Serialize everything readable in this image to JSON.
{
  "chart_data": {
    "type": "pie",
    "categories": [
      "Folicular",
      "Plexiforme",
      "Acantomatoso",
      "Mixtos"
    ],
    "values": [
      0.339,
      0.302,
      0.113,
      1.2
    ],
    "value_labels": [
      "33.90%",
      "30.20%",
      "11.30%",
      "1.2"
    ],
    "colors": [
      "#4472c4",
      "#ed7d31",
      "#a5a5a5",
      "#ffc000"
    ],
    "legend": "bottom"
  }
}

* _Instructions to follow_
Reproduce the listing above word for word.

* _Worked answer_
Serialize everything readable in this image to JSON.
{
  "chart_data": {
    "type": "pie",
    "categories": [
      "Folicular",
      "Plexiforme",
      "Acantomatoso",
      "Mixtos"
    ],
    "values": [
      0.339,
      0.302,
      0.113,
      1.2
    ],
    "value_labels": [
      "33.90%",
      "30.20%",
      "11.30%",
      "1.2"
    ],
    "colors": [
      "#4472c4",
      "#ed7d31",
      "#a5a5a5",
      "#ffc000"
    ],
    "legend": "bottom"
  }
}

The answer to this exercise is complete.